## [DOCUMENT PASSAGE]

— START —

As the incoming President and CEO of an almost 75-year-old Kansas City institution and its “first female leader,” the question I have been asked more than any other in the last year as I have prepared for my new role is what it means to me to be “the first.”
I have spent more time wondering what the right answer to this question is than I care to admit. In the end, I think it’s complicated. On one hand, I’d like to think that gender identity is one of my least relevant leadership qualifications. On the other, I can also recognize what it represents to be “the first female leader”: it represents a choice that was made to do something different than what had been done for the 75 years that came before.
And, I’d like to think that who I am – wholly and completely – informed that choice. That means that experiences tied to my gender identity like being a mother and growing up a girl and being the only woman around tables filled with men sometimes joined more traditional skills built from my background in the arts, fundraising and events to make who I am today and how I operate as a leader and the person they chose to run Kansas City’s oldest and largest arts organization and steward the legacy of a beloved civic landmark.
What does it mean to be a female leader then?
For me, I have always approached my career not as a path toward any one position or title, but rather as centered around the kind of relationship I want to have with my work. As a fundraiser, being an advocate for the arts was like breathing – natural and necessary. There came a time, however, when I decided that the only way to have the kind of relationship that I wanted to have with my work in the longer term was to be in a position to influence decisions that would inform the culture and mission I wanted to be a part of.
To get there, I did the things that always seemed so simple to me: I worked hard, I communicated well, I cared about my impact on both my work and the people within my professional sphere, and I assumed goodwill as often as possible with patience and conviction. I have never thought that I did anything particularly spectacular the way that I once assumed leaders had to in order to be knighted to their venerable positions; I just kept doing good, reliable, values-driven work. My favorite parenting tenant has always been “to model the behavior you want to see” and so that’s what I did, and that is what it means to me to be a leader.
If anything feels important about being "the first," it is perhaps the responsibility to operate in a way that ensures you are not "the last." I would like to be a part of the work that ensures Sheryl Sandberg can be right about there being leaders one day who are celebrated for their qualifications as leaders, which include the unique skillsets and perspectives offered through diverse backgrounds and lived experiences.

— END —

[Source data]
— START —

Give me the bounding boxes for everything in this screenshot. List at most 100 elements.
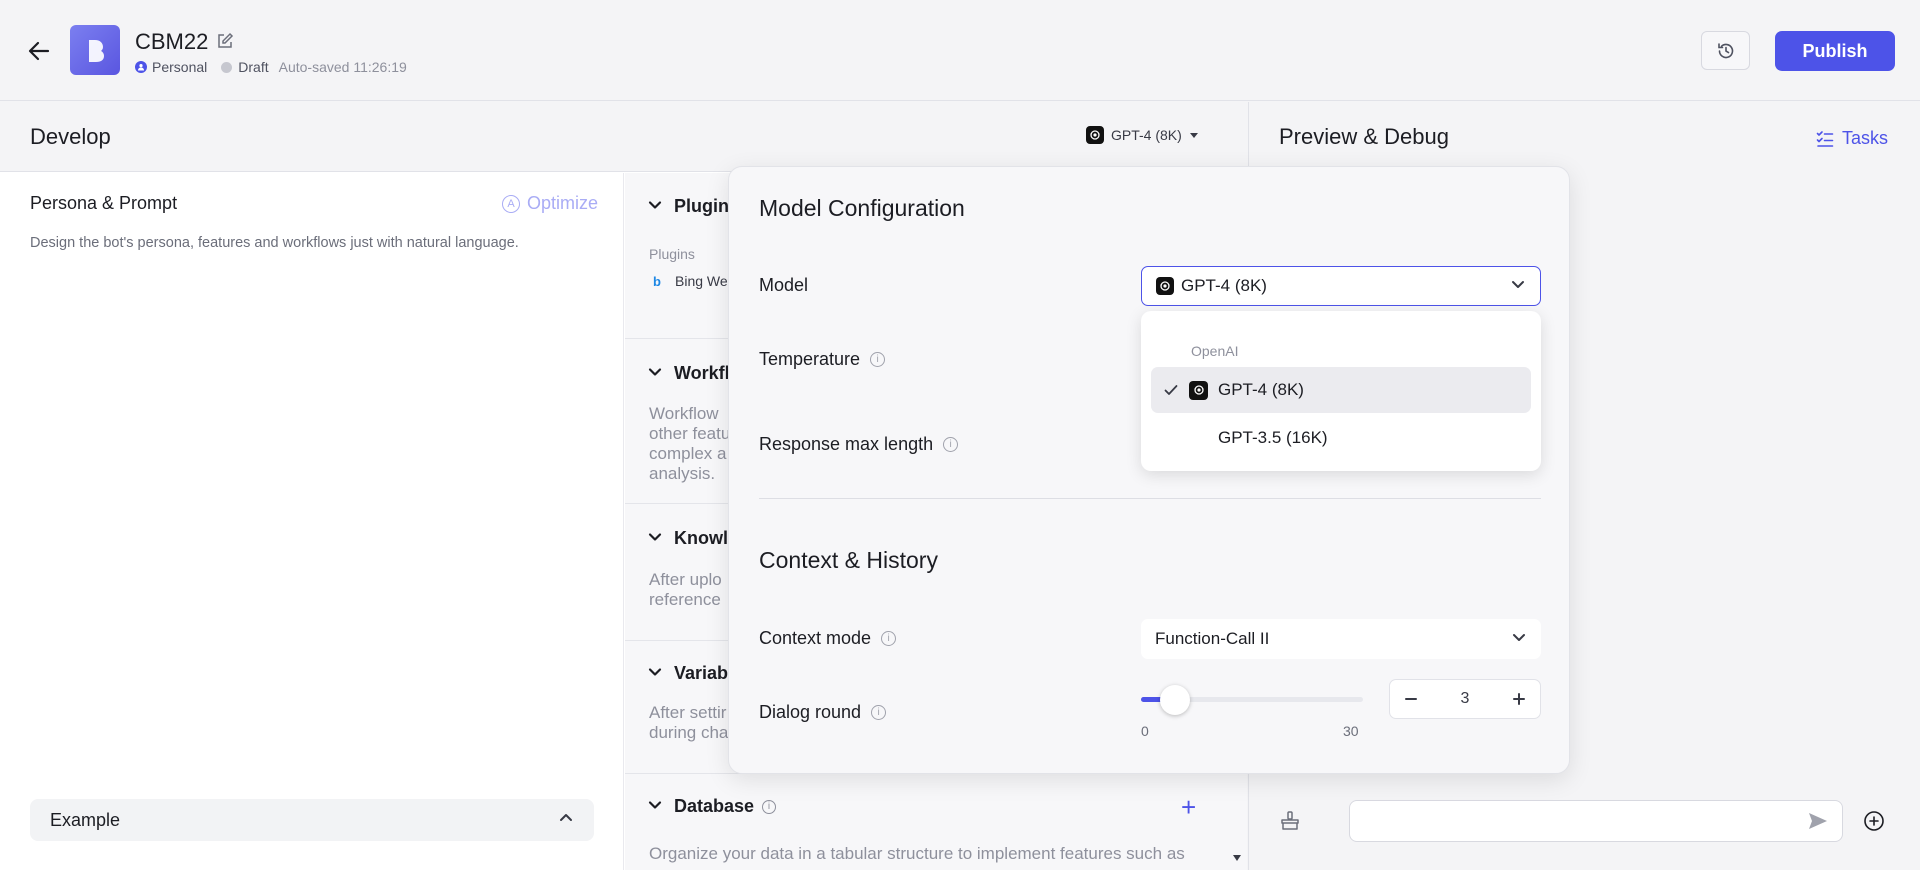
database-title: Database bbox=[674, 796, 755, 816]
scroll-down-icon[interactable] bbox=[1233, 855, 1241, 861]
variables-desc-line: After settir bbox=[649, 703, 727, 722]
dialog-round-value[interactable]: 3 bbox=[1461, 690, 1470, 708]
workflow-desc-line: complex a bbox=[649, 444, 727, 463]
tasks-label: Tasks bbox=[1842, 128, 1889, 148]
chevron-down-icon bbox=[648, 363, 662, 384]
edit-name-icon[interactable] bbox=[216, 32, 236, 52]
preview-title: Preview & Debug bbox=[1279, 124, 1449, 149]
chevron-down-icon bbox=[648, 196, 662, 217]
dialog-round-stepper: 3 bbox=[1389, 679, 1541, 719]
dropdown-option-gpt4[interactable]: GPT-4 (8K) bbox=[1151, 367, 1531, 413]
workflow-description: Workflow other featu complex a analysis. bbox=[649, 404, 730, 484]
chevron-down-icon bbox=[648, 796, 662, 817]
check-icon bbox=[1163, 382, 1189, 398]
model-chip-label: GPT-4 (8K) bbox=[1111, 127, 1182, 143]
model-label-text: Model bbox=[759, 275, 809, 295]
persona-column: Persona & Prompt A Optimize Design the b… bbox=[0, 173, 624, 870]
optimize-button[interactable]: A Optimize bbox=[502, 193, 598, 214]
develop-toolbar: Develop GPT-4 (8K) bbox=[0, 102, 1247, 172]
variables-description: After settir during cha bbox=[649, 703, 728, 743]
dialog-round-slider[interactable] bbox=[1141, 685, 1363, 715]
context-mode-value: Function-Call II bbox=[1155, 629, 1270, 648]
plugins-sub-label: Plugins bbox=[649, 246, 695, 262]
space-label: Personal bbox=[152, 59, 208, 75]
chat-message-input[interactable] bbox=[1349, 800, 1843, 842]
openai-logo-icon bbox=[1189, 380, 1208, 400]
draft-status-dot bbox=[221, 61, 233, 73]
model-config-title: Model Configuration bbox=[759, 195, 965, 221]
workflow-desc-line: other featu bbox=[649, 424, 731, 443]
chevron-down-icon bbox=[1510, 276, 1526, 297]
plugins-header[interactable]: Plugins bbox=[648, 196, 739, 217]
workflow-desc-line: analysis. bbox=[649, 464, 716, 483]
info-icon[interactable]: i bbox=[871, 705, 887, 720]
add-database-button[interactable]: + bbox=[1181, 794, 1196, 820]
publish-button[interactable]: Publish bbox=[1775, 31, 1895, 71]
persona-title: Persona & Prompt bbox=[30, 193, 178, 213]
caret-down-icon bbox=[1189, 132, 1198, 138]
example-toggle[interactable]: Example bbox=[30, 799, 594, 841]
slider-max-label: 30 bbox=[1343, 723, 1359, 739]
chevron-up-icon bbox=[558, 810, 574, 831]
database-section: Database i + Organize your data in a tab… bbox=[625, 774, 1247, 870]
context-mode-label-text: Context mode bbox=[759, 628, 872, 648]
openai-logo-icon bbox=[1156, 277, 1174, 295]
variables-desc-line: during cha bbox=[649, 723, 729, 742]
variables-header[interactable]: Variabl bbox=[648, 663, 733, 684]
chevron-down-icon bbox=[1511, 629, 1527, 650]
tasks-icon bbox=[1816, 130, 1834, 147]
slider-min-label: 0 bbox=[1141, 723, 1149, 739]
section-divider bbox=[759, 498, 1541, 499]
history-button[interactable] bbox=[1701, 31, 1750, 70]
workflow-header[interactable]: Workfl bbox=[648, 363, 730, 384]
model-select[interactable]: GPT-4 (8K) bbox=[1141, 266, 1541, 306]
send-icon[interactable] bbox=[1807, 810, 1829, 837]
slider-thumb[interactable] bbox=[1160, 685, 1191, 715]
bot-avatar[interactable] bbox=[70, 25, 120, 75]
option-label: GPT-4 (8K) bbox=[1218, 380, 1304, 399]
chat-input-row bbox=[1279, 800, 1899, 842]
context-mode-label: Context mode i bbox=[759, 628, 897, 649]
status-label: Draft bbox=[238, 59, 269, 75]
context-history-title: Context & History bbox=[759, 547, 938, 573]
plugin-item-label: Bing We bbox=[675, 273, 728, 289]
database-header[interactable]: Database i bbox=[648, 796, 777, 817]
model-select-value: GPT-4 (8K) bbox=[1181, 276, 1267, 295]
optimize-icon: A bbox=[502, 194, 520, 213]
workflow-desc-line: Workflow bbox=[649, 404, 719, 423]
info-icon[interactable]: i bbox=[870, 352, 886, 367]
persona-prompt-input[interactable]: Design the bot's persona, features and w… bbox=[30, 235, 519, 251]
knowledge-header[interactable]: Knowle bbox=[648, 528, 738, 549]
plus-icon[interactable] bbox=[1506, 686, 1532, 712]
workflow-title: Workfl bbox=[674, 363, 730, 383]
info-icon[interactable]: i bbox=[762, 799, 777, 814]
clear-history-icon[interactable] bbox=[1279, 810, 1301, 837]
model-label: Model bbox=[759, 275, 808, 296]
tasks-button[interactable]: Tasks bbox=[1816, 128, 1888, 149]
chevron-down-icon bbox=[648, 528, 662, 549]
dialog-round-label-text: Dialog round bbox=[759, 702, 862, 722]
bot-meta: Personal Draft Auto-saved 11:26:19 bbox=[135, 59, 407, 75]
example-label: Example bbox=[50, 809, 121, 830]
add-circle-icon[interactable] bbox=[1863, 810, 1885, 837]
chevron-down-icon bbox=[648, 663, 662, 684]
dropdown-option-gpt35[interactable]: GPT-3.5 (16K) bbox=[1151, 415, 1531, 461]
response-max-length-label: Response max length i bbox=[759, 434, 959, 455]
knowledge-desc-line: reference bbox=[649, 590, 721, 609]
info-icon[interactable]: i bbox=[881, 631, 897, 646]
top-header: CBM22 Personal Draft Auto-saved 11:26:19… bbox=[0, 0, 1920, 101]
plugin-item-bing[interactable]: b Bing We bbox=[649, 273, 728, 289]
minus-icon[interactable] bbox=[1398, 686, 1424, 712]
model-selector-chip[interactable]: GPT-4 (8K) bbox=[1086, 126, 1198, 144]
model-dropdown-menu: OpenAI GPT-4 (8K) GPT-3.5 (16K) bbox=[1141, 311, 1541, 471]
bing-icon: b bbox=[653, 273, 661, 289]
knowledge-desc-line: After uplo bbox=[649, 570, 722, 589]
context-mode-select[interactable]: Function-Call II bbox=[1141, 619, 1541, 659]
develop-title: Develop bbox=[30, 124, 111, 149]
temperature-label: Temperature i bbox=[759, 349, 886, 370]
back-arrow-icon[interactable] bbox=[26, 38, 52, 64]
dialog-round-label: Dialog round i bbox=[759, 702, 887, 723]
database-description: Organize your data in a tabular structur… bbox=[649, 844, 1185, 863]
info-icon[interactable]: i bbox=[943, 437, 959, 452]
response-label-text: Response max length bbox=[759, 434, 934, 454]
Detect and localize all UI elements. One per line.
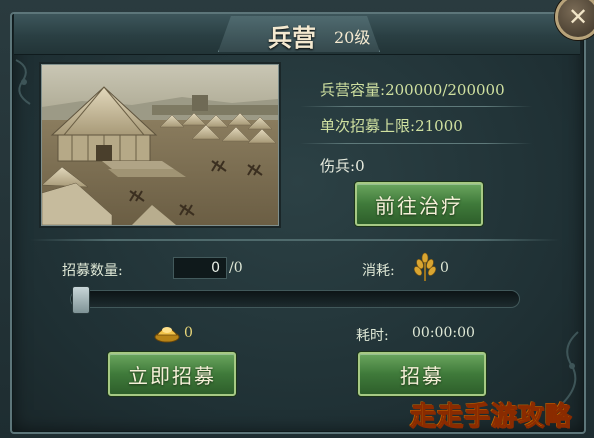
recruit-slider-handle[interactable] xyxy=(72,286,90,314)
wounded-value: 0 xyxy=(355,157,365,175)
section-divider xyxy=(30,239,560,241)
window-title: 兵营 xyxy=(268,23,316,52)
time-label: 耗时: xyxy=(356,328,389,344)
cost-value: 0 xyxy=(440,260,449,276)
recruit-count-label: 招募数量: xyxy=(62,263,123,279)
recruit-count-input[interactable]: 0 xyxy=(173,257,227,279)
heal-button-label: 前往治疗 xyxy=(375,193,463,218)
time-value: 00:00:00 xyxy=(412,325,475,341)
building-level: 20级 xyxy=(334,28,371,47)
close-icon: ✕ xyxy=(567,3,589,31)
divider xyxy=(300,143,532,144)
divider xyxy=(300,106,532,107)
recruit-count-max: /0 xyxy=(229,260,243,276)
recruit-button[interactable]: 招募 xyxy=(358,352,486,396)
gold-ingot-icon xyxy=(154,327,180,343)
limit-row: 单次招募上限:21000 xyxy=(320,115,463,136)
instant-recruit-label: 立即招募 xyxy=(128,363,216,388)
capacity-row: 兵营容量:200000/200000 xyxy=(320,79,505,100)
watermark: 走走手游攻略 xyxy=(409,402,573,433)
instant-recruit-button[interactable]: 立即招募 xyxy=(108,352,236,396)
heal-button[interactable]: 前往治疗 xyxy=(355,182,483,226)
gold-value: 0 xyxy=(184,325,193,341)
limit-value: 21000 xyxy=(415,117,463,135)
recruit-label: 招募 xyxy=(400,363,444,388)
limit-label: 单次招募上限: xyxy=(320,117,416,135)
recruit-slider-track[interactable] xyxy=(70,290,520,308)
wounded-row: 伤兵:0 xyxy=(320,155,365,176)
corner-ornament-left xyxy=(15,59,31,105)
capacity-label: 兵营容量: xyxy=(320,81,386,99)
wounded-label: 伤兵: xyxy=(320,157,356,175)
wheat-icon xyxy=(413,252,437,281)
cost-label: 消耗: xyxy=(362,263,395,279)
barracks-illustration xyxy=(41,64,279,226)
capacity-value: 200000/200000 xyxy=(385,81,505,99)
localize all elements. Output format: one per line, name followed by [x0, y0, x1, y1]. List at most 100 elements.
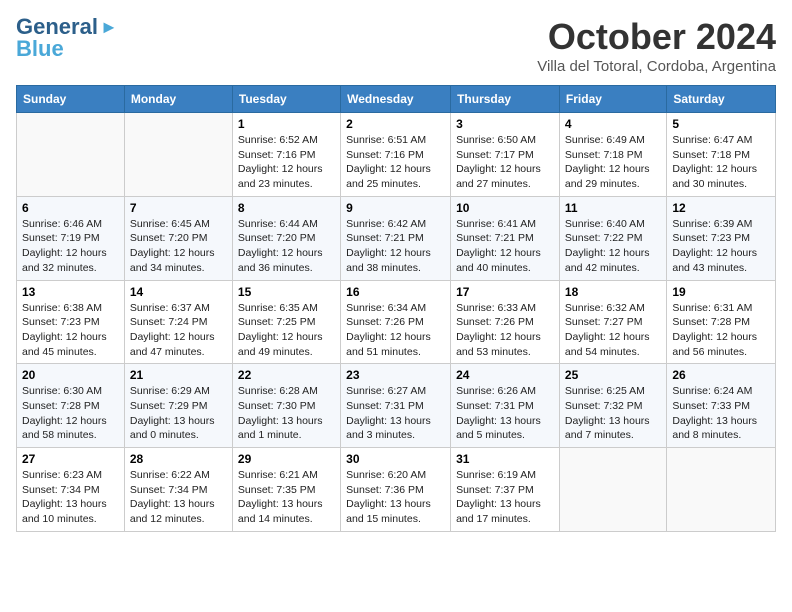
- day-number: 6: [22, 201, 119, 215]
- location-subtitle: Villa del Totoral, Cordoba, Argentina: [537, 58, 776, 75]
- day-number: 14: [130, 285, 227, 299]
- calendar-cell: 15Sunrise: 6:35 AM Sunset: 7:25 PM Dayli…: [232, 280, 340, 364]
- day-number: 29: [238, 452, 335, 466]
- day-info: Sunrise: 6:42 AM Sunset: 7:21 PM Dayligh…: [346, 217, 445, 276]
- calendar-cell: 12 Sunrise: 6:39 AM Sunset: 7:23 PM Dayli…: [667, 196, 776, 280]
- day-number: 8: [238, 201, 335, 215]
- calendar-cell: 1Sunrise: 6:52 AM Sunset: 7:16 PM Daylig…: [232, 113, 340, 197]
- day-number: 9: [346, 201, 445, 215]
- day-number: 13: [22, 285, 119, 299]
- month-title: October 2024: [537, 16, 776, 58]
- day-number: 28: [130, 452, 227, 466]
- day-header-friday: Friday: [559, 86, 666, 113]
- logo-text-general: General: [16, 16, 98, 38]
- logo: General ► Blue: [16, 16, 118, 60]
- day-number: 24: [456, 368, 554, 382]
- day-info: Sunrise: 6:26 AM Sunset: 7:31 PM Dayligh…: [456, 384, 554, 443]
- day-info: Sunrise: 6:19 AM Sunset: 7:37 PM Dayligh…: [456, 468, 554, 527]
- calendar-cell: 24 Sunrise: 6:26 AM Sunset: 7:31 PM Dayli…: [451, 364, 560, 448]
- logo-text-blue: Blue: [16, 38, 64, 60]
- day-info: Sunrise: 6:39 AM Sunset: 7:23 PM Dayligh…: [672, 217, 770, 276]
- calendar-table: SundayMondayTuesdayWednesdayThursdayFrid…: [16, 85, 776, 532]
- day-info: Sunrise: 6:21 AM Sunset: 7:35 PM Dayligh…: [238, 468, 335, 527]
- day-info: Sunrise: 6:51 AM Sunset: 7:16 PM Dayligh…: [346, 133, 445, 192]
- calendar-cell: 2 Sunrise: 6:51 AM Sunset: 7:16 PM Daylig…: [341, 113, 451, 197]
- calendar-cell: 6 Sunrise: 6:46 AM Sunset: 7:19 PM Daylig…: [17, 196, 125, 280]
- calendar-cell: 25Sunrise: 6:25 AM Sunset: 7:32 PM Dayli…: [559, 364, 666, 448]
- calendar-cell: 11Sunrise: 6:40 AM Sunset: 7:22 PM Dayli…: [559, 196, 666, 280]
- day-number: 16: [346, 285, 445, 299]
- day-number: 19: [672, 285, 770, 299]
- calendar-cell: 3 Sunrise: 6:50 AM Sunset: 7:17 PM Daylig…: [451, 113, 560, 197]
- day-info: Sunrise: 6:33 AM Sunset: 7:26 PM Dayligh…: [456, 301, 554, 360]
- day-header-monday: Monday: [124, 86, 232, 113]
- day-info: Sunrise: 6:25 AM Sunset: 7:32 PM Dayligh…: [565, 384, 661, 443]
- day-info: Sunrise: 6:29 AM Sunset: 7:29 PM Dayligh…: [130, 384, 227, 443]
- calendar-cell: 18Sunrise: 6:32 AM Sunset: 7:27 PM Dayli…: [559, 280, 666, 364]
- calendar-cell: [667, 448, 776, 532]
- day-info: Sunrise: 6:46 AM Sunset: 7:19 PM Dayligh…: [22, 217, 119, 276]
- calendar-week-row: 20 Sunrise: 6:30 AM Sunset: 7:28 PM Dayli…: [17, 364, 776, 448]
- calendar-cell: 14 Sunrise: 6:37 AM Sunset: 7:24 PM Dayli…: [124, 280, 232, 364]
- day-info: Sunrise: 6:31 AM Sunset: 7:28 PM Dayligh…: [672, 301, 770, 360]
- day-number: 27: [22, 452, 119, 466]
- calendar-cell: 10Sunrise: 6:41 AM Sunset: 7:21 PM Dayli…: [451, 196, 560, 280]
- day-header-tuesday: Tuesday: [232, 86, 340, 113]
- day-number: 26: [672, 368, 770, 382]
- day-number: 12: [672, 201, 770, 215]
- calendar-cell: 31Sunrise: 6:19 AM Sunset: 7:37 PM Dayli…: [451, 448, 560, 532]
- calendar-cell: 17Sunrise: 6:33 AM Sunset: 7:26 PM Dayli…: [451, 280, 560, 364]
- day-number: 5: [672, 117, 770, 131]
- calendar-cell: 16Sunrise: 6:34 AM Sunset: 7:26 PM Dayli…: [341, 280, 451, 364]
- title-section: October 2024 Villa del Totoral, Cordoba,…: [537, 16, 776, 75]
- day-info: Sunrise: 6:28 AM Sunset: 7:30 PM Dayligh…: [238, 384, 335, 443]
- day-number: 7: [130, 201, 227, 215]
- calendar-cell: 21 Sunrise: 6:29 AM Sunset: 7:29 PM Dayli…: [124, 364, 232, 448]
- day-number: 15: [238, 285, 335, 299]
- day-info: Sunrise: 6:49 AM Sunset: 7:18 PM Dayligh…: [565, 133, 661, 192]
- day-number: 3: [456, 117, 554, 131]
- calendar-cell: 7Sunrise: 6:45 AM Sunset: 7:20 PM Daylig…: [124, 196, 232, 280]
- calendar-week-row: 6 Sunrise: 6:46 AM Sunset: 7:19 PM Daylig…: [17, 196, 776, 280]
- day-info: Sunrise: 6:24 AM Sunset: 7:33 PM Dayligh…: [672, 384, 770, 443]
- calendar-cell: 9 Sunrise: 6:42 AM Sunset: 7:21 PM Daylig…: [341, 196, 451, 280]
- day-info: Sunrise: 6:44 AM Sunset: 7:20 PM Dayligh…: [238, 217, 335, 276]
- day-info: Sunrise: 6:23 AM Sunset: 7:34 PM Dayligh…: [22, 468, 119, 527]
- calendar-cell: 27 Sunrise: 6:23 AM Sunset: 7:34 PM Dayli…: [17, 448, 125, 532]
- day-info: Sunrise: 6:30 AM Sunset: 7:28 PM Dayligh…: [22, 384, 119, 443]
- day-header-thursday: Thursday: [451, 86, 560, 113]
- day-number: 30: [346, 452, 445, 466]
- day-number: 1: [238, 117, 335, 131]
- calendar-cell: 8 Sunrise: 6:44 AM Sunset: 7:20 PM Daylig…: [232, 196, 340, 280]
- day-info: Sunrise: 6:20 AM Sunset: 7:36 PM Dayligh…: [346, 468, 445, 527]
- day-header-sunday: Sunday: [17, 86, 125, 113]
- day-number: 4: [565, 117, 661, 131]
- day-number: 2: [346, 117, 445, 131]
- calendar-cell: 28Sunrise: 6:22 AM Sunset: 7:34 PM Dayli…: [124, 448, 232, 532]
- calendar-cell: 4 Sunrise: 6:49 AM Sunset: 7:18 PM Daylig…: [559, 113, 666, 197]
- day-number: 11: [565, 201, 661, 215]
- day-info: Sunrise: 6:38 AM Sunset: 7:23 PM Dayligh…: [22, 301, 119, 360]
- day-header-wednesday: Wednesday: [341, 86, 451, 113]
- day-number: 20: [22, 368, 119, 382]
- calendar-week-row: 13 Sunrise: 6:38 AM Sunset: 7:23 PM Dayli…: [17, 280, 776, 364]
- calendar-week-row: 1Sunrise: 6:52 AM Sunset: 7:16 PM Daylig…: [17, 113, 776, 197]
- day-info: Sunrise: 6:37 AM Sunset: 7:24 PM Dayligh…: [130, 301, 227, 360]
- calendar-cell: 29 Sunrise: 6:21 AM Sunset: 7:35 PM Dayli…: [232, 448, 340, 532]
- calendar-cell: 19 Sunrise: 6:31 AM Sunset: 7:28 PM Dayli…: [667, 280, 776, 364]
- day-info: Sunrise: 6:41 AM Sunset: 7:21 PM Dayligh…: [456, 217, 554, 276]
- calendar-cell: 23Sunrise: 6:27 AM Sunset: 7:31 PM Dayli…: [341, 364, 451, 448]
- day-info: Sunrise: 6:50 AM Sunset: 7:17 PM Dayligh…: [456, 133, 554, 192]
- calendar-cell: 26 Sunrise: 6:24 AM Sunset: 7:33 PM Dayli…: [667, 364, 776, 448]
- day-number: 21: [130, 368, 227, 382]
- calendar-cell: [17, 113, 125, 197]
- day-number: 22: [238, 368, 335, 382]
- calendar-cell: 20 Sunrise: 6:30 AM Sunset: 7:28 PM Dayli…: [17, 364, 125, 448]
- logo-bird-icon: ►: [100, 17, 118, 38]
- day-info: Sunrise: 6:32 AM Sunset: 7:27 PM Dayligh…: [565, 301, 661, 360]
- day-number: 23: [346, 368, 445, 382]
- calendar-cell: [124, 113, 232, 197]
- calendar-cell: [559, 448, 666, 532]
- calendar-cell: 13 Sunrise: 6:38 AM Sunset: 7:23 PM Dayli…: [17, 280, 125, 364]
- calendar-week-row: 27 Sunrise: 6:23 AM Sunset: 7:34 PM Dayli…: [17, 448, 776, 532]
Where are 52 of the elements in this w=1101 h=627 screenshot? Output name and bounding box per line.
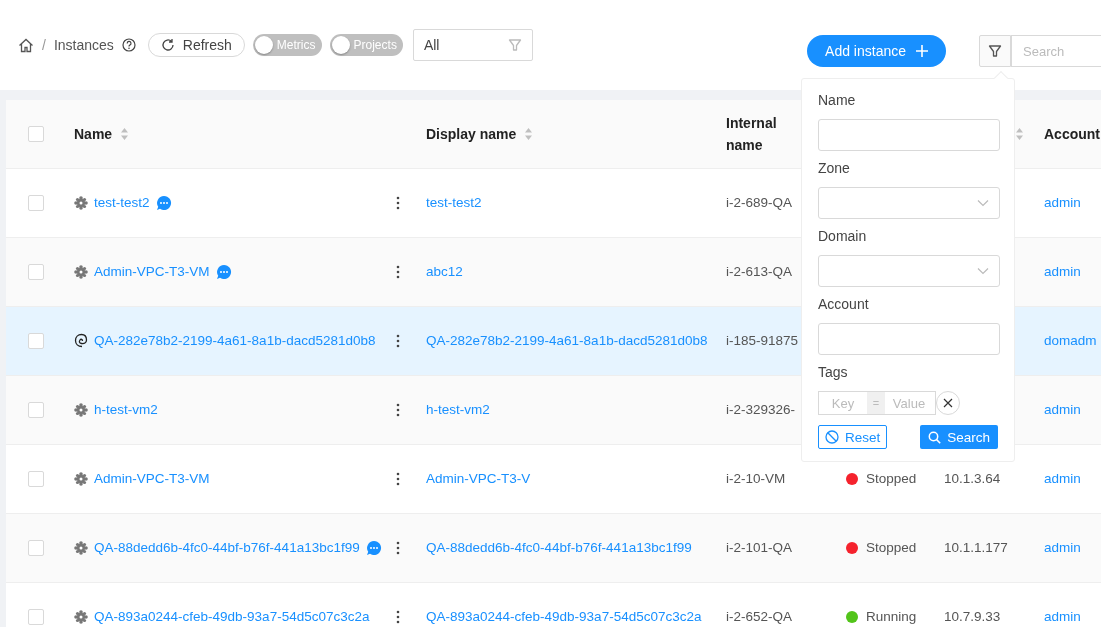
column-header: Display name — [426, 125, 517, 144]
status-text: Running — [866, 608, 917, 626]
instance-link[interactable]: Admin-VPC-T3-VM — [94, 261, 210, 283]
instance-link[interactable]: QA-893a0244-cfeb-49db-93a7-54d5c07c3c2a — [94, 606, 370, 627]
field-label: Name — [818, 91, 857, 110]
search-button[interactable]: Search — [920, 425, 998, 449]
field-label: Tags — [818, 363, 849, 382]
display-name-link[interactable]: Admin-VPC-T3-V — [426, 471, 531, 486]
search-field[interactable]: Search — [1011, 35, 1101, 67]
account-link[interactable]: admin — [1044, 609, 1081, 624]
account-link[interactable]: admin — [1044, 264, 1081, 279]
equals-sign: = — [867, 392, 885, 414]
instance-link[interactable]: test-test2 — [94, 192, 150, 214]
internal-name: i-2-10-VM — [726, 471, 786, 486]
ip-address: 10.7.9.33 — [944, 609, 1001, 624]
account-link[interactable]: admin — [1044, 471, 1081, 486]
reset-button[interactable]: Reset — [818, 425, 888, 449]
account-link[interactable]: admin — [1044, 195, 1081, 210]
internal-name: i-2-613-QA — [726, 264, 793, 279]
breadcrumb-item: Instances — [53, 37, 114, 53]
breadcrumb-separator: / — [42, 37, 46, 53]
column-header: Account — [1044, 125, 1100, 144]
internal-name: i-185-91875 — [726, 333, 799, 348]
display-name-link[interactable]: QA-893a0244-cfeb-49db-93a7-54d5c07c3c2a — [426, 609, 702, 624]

— END —

## [DIRECTION 1]
Transcribe the essay on being the first female leader, from its first sentence to its last.
## [DIRECTION 2]
Please restate word for word the stretch of the listing from the line that contains "recruit-slider-handle[interactable] xyxy=(72,286,90,314)" through the line that contains "recruit-count-label: 招募数量: xyxy=(62,263,123,279)", including both of those lines.
The essay and the listing are two unrelated pieces of material.

## [CORRECT RESULT 1]
As the incoming President and CEO of an almost 75-year-old Kansas City institution and its “first female leader,” the question I have been asked more than any other in the last year as I have prepared for my new role is what it means to me to be “the first.”
I have spent more time wondering what the right answer to this question is than I care to admit. In the end, I think it’s complicated. On one hand, I’d like to think that gender identity is one of my least relevant leadership qualifications. On the other, I can also recognize what it represents to be “the first female leader”: it represents a choice that was made to do something different than what had been done for the 75 years that came before.
And, I’d like to think that who I am – wholly and completely – informed that choice. That means that experiences tied to my gender identity like being a mother and growing up a girl and being the only woman around tables filled with men sometimes joined more traditional skills built from my background in the arts, fundraising and events to make who I am today and how I operate as a leader and the person they chose to run Kansas City’s oldest and largest arts organization and steward the legacy of a beloved civic landmark.
What does it mean to be a female leader then?
For me, I have always approached my career not as a path toward any one position or title, but rather as centered around the kind of relationship I want to have with my work. As a fundraiser, being an advocate for the arts was like breathing – natural and necessary. There came a time, however, when I decided that the only way to have the kind of relationship that I wanted to have with my work in the longer term was to be in a position to influence decisions that would inform the culture and mission I wanted to be a part of.
To get there, I did the things that always seemed so simple to me: I worked hard, I communicated well, I cared about my impact on both my work and the people within my professional sphere, and I assumed goodwill as often as possible with patience and conviction. I have never thought that I did anything particularly spectacular the way that I once assumed leaders had to in order to be knighted to their venerable positions; I just kept doing good, reliable, values-driven work. My favorite parenting tenant has always been “to model the behavior you want to see” and so that’s what I did, and that is what it means to me to be a leader.
If anything feels important about being "the first," it is perhaps the responsibility to operate in a way that ensures you are not "the last." I would like to be a part of the work that ensures Sheryl Sandberg can be right about there being leaders one day who are celebrated for their qualifications as leaders, which include the unique skillsets and perspectives offered through diverse backgrounds and lived experiences.

## [CORRECT RESULT 2]
recruit-slider-handle[interactable] xyxy=(72,286,90,314)
wounded-value: 0 xyxy=(355,157,365,175)
section-divider xyxy=(30,239,560,241)
window-title: 兵营 xyxy=(268,23,316,52)
time-label: 耗时: xyxy=(356,328,389,344)
cost-value: 0 xyxy=(440,260,449,276)
recruit-count-label: 招募数量: xyxy=(62,263,123,279)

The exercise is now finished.